> GIVEN TASK: Scan the data beneath this task and copy each line that includes "without".

> EXERCISE MATERIALS:
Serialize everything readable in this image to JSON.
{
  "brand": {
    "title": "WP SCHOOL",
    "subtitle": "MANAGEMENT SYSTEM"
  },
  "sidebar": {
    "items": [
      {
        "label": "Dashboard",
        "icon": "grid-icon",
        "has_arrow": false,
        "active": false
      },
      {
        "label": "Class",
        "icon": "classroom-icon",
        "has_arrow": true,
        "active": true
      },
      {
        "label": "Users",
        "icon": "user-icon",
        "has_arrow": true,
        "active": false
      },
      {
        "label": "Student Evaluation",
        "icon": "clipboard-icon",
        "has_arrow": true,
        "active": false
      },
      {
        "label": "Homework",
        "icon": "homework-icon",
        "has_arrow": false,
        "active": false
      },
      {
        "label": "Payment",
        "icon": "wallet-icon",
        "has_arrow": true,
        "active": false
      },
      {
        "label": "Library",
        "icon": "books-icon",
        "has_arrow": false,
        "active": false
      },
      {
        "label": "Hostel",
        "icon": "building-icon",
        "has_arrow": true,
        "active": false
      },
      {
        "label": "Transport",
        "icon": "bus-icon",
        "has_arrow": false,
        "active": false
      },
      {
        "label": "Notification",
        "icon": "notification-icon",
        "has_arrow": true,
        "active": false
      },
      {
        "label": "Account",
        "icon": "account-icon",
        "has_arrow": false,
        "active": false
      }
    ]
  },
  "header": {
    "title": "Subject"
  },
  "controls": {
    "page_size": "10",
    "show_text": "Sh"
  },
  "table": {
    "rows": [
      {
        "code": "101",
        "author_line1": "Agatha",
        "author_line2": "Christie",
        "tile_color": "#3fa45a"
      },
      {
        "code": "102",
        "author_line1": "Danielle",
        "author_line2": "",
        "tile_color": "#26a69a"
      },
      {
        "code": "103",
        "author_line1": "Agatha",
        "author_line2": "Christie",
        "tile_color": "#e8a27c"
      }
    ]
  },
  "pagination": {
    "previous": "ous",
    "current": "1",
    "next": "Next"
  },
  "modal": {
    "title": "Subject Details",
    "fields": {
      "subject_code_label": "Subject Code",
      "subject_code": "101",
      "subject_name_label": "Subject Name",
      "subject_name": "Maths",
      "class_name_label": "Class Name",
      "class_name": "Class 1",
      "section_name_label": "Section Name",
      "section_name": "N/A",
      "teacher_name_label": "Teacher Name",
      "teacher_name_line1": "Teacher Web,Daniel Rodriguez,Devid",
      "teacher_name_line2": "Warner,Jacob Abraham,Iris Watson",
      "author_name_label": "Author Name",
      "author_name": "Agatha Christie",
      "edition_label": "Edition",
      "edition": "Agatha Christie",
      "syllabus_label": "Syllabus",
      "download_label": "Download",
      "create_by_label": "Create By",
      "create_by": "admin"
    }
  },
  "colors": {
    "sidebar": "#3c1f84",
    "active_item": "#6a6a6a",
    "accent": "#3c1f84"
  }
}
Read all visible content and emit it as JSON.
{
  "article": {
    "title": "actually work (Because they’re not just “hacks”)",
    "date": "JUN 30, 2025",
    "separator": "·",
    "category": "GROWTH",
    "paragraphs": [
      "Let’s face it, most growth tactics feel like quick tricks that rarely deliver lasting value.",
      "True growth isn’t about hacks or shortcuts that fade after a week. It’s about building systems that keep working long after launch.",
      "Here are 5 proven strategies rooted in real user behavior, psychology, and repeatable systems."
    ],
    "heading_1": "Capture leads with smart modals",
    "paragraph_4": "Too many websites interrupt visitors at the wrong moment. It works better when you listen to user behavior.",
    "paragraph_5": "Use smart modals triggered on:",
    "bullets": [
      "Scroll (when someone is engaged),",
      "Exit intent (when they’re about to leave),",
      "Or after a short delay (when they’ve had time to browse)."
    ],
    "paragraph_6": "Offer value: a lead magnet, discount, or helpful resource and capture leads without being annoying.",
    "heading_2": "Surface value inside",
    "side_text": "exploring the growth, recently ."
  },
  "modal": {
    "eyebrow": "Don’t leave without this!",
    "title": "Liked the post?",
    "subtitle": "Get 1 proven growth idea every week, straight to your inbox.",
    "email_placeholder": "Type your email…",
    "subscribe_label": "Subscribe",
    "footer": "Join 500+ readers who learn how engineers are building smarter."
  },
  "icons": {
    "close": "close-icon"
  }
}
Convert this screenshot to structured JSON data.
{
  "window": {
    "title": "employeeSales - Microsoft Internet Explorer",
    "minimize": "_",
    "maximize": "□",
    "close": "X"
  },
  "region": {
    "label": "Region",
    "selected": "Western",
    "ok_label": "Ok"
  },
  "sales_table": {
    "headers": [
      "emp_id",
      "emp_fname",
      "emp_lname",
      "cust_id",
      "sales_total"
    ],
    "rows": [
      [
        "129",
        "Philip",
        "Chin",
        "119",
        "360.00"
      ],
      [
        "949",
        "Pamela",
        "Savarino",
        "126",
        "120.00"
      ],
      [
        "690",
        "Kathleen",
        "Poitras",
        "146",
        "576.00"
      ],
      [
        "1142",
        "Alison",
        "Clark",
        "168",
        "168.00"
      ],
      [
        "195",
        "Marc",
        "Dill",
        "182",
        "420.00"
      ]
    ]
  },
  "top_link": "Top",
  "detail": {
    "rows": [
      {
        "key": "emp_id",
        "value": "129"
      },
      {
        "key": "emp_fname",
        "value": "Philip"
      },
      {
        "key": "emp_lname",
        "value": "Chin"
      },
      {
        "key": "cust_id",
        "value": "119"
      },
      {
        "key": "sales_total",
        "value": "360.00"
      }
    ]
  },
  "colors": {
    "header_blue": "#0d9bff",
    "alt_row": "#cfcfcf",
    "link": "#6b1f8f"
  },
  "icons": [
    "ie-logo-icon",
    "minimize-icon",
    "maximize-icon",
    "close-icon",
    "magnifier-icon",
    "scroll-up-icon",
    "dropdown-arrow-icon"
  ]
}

> OUTPUT FOR THIS EXERCISE:
    "paragraph_6": "Offer value: a lead magnet, discount, or helpful resource and capture leads without being annoying.",
    "eyebrow": "Don’t leave without this!",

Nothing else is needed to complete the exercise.